**WRITTEN EXERCISE**:
Print out every line, exactly as written.

**INFORMATION SHOWN**:
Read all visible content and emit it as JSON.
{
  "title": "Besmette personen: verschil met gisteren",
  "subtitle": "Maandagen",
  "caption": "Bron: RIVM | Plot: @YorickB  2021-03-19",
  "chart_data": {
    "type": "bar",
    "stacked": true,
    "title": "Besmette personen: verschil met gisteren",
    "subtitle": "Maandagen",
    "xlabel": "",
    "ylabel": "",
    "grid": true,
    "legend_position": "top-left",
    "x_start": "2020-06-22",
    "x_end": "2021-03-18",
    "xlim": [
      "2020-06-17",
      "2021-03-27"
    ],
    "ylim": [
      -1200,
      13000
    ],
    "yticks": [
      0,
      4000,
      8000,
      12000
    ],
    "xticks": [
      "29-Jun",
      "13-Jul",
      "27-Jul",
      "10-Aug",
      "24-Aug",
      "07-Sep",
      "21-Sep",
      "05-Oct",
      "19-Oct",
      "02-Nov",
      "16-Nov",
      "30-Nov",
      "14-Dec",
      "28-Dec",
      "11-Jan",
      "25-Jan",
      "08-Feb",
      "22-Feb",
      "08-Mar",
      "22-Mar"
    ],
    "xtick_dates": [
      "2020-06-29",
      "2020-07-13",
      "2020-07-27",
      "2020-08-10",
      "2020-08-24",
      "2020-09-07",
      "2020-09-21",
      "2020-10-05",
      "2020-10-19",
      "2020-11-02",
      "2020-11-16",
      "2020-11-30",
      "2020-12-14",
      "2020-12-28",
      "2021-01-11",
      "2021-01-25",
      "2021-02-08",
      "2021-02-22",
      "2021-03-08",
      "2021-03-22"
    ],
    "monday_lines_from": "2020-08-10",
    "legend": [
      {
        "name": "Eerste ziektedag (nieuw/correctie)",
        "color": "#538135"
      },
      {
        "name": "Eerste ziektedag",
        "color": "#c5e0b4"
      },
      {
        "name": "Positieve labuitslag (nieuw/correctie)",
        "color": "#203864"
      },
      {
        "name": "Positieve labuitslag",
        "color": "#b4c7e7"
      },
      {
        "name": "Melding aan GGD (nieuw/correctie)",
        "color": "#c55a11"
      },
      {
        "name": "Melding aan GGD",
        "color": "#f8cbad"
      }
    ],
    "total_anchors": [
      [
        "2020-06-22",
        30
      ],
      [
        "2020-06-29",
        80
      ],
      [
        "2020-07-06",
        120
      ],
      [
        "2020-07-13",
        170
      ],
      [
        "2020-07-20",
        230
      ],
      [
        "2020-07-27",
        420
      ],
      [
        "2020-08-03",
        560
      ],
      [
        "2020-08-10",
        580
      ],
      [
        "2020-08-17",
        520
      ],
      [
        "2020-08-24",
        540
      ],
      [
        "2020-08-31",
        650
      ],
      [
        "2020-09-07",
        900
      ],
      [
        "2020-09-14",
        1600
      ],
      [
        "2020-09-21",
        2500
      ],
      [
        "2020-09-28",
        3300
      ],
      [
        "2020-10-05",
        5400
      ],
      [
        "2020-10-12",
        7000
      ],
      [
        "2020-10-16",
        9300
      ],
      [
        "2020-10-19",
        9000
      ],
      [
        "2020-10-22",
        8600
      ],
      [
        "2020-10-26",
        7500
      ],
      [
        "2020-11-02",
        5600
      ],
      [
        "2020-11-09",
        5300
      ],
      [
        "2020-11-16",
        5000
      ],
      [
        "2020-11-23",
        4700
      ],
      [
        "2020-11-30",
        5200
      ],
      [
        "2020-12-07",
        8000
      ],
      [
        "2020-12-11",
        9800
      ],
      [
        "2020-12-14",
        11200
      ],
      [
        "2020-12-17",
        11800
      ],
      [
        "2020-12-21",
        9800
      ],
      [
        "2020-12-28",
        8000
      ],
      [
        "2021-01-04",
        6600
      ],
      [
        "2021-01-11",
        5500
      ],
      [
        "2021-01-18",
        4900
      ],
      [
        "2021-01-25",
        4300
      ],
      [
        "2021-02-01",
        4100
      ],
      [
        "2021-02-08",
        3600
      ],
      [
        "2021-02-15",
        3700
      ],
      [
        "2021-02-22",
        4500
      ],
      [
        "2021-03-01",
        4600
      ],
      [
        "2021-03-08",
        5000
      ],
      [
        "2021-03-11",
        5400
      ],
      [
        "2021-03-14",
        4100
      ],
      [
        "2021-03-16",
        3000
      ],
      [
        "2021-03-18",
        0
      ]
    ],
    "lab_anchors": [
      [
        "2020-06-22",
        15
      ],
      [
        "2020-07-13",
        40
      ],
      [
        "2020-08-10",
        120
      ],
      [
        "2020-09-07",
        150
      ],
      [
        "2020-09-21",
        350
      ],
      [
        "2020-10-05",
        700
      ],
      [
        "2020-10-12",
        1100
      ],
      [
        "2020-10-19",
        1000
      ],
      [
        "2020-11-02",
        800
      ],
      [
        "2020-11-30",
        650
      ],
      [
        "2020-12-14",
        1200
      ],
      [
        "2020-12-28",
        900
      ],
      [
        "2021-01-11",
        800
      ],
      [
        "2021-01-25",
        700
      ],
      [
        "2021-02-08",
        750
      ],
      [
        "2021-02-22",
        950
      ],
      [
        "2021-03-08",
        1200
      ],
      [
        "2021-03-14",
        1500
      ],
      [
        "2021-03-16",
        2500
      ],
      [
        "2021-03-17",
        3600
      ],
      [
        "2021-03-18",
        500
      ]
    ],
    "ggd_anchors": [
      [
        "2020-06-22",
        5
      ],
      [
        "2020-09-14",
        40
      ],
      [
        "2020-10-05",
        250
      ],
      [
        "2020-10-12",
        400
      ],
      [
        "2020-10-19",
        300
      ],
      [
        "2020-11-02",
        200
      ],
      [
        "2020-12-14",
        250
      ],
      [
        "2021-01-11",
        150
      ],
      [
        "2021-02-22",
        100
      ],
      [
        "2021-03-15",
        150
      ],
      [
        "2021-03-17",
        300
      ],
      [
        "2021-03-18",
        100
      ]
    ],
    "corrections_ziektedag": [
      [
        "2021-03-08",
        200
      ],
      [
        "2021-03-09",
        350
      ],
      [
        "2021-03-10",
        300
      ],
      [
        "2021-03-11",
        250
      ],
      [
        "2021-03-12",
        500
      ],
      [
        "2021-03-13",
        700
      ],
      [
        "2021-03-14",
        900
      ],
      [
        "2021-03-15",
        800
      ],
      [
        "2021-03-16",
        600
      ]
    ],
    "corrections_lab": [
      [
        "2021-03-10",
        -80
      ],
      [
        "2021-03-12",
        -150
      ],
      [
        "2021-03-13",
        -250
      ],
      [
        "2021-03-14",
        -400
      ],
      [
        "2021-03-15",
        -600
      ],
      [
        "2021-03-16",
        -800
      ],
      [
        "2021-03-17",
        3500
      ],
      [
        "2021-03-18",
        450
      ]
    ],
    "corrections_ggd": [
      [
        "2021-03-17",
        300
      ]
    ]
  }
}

**ANSWER TO THIS EXERCISE**:
Read all visible content and emit it as JSON.
{
  "title": "Besmette personen: verschil met gisteren",
  "subtitle": "Maandagen",
  "caption": "Bron: RIVM | Plot: @YorickB  2021-03-19",
  "chart_data": {
    "type": "bar",
    "stacked": true,
    "title": "Besmette personen: verschil met gisteren",
    "subtitle": "Maandagen",
    "xlabel": "",
    "ylabel": "",
    "grid": true,
    "legend_position": "top-left",
    "x_start": "2020-06-22",
    "x_end": "2021-03-18",
    "xlim": [
      "2020-06-17",
      "2021-03-27"
    ],
    "ylim": [
      -1200,
      13000
    ],
    "yticks": [
      0,
      4000,
      8000,
      12000
    ],
    "xticks": [
      "29-Jun",
      "13-Jul",
      "27-Jul",
      "10-Aug",
      "24-Aug",
      "07-Sep",
      "21-Sep",
      "05-Oct",
      "19-Oct",
      "02-Nov",
      "16-Nov",
      "30-Nov",
      "14-Dec",
      "28-Dec",
      "11-Jan",
      "25-Jan",
      "08-Feb",
      "22-Feb",
      "08-Mar",
      "22-Mar"
    ],
    "xtick_dates": [
      "2020-06-29",
      "2020-07-13",
      "2020-07-27",
      "2020-08-10",
      "2020-08-24",
      "2020-09-07",
      "2020-09-21",
      "2020-10-05",
      "2020-10-19",
      "2020-11-02",
      "2020-11-16",
      "2020-11-30",
      "2020-12-14",
      "2020-12-28",
      "2021-01-11",
      "2021-01-25",
      "2021-02-08",
      "2021-02-22",
      "2021-03-08",
      "2021-03-22"
    ],
    "monday_lines_from": "2020-08-10",
    "legend": [
      {
        "name": "Eerste ziektedag (nieuw/correctie)",
        "color": "#538135"
      },
      {
        "name": "Eerste ziektedag",
        "color": "#c5e0b4"
      },
      {
        "name": "Positieve labuitslag (nieuw/correctie)",
        "color": "#203864"
      },
      {
        "name": "Positieve labuitslag",
        "color": "#b4c7e7"
      },
      {
        "name": "Melding aan GGD (nieuw/correctie)",
        "color": "#c55a11"
      },
      {
        "name": "Melding aan GGD",
        "color": "#f8cbad"
      }
    ],
    "total_anchors": [
      [
        "2020-06-22",
        30
      ],
      [
        "2020-06-29",
        80
      ],
      [
        "2020-07-06",
        120
      ],
      [
        "2020-07-13",
        170
      ],
      [
        "2020-07-20",
        230
      ],
      [
        "2020-07-27",
        420
      ],
      [
        "2020-08-03",
        560
      ],
      [
        "2020-08-10",
        580
      ],
      [
        "2020-08-17",
        520
      ],
      [
        "2020-08-24",
        540
      ],
      [
        "2020-08-31",
        650
      ],
      [
        "2020-09-07",
        900
      ],
      [
        "2020-09-14",
        1600
      ],
      [
        "2020-09-21",
        2500
      ],
      [
        "2020-09-28",
        3300
      ],
      [
        "2020-10-05",
        5400
      ],
      [
        "2020-10-12",
        7000
      ],
      [
        "2020-10-16",
        9300
      ],
      [
        "2020-10-19",
        9000
      ],
      [
        "2020-10-22",
        8600
      ],
      [
        "2020-10-26",
        7500
      ],
      [
        "2020-11-02",
        5600
      ],
      [
        "2020-11-09",
        5300
      ],
      [
        "2020-11-16",
        5000
      ],
      [
        "2020-11-23",
        4700
      ],
      [
        "2020-11-30",
        5200
      ],
      [
        "2020-12-07",
        8000
      ],
      [
        "2020-12-11",
        9800
      ],
      [
        "2020-12-14",
        11200
      ],
      [
        "2020-12-17",
        11800
      ],
      [
        "2020-12-21",
        9800
      ],
      [
        "2020-12-28",
        8000
      ],
      [
        "2021-01-04",
        6600
      ],
      [
        "2021-01-11",
        5500
      ],
      [
        "2021-01-18",
        4900
      ],
      [
        "2021-01-25",
        4300
      ],
      [
        "2021-02-01",
        4100
      ],
      [
        "2021-02-08",
        3600
      ],
      [
        "2021-02-15",
        3700
      ],
      [
        "2021-02-22",
        4500
      ],
      [
        "2021-03-01",
        4600
      ],
      [
        "2021-03-08",
        5000
      ],
      [
        "2021-03-11",
        5400
      ],
      [
        "2021-03-14",
        4100
      ],
      [
        "2021-03-16",
        3000
      ],
      [
        "2021-03-18",
        0
      ]
    ],
    "lab_anchors": [
      [
        "2020-06-22",
        15
      ],
      [
        "2020-07-13",
        40
      ],
      [
        "2020-08-10",
        120
      ],
      [
        "2020-09-07",
        150
      ],
      [
        "2020-09-21",
        350
      ],
      [
        "2020-10-05",
        700
      ],
      [
        "2020-10-12",
        1100
      ],
      [
        "2020-10-19",
        1000
      ],
      [
        "2020-11-02",
        800
      ],
      [
        "2020-11-30",
        650
      ],
      [
        "2020-12-14",
        1200
      ],
      [
        "2020-12-28",
        900
      ],
      [
        "2021-01-11",
        800
      ],
      [
        "2021-01-25",
        700
      ],
      [
        "2021-02-08",
        750
      ],
      [
        "2021-02-22",
        950
      ],
      [
        "2021-03-08",
        1200
      ],
      [
        "2021-03-14",
        1500
      ],
      [
        "2021-03-16",
        2500
      ],
      [
        "2021-03-17",
        3600
      ],
      [
        "2021-03-18",
        500
      ]
    ],
    "ggd_anchors": [
      [
        "2020-06-22",
        5
      ],
      [
        "2020-09-14",
        40
      ],
      [
        "2020-10-05",
        250
      ],
      [
        "2020-10-12",
        400
      ],
      [
        "2020-10-19",
        300
      ],
      [
        "2020-11-02",
        200
      ],
      [
        "2020-12-14",
        250
      ],
      [
        "2021-01-11",
        150
      ],
      [
        "2021-02-22",
        100
      ],
      [
        "2021-03-15",
        150
      ],
      [
        "2021-03-17",
        300
      ],
      [
        "2021-03-18",
        100
      ]
    ],
    "corrections_ziektedag": [
      [
        "2021-03-08",
        200
      ],
      [
        "2021-03-09",
        350
      ],
      [
        "2021-03-10",
        300
      ],
      [
        "2021-03-11",
        250
      ],
      [
        "2021-03-12",
        500
      ],
      [
        "2021-03-13",
        700
      ],
      [
        "2021-03-14",
        900
      ],
      [
        "2021-03-15",
        800
      ],
      [
        "2021-03-16",
        600
      ]
    ],
    "corrections_lab": [
      [
        "2021-03-10",
        -80
      ],
      [
        "2021-03-12",
        -150
      ],
      [
        "2021-03-13",
        -250
      ],
      [
        "2021-03-14",
        -400
      ],
      [
        "2021-03-15",
        -600
      ],
      [
        "2021-03-16",
        -800
      ],
      [
        "2021-03-17",
        3500
      ],
      [
        "2021-03-18",
        450
      ]
    ],
    "corrections_ggd": [
      [
        "2021-03-17",
        300
      ]
    ]
  }
}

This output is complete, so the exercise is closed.